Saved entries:
/---

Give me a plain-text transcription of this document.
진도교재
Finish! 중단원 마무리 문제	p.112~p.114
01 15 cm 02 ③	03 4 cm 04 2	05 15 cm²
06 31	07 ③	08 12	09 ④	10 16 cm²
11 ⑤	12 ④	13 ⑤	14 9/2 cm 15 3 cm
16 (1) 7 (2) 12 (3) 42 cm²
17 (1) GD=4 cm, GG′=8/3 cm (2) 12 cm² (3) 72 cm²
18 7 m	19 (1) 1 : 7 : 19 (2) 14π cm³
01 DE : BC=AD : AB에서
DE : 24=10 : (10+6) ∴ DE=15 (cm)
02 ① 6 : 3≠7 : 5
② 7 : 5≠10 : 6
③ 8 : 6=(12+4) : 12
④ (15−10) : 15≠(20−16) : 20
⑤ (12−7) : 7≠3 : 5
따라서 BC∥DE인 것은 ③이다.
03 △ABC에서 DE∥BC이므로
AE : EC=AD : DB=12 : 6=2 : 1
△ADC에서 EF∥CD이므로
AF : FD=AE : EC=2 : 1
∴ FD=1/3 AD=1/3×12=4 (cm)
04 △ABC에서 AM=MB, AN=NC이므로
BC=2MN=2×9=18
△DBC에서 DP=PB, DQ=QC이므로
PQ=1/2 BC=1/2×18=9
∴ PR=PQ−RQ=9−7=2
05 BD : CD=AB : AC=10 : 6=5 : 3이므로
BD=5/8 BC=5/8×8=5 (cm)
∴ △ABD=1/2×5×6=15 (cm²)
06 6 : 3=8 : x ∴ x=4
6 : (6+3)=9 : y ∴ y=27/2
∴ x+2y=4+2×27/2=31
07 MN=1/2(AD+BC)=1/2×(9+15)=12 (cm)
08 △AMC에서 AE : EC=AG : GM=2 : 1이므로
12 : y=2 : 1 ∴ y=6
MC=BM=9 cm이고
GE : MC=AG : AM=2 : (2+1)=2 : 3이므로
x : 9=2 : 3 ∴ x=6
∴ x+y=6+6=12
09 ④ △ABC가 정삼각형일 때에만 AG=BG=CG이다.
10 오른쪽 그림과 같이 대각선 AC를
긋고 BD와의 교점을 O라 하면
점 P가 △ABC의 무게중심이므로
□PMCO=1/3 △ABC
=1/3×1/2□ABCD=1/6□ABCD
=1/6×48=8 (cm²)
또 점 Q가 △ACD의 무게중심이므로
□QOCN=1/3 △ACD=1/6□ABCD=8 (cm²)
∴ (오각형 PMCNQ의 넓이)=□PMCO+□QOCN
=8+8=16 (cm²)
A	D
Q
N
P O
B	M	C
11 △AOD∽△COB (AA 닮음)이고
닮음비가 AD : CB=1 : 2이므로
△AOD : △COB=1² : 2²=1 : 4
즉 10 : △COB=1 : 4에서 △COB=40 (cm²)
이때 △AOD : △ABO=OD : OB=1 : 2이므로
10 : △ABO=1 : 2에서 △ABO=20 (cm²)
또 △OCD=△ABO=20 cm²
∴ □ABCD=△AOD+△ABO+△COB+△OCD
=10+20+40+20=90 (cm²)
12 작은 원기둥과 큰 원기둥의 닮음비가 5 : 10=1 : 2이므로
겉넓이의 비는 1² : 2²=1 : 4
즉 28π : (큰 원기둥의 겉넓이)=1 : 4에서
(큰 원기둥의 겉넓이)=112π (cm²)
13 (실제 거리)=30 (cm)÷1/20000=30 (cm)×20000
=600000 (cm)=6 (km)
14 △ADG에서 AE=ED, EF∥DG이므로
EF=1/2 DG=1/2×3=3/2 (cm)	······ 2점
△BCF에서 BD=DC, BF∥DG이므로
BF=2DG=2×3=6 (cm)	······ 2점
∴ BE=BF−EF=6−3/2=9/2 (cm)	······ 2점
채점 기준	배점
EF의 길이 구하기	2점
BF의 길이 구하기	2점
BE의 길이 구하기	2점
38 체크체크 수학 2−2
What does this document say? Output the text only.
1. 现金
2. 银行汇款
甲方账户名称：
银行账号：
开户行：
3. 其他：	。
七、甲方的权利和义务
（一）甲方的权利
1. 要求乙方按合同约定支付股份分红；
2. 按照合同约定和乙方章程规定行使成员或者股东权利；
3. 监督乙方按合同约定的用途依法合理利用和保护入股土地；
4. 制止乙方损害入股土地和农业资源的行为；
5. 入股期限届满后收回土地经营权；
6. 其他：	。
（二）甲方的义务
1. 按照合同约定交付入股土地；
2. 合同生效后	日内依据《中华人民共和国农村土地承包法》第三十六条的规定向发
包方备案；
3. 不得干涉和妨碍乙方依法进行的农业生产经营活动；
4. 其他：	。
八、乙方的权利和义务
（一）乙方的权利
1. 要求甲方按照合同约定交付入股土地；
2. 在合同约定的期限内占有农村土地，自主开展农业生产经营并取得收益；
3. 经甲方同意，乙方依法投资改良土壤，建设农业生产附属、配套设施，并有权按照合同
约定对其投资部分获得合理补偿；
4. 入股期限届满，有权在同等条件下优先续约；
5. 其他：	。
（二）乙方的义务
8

\---

Scan the listing above. Gather each line that contains the word "원기둥의".

12 작은 원기둥과 큰 원기둥의 닮음비가 5 : 10=1 : 2이므로
즉 28π : (큰 원기둥의 겉넓이)=1 : 4에서
(큰 원기둥의 겉넓이)=112π (cm²)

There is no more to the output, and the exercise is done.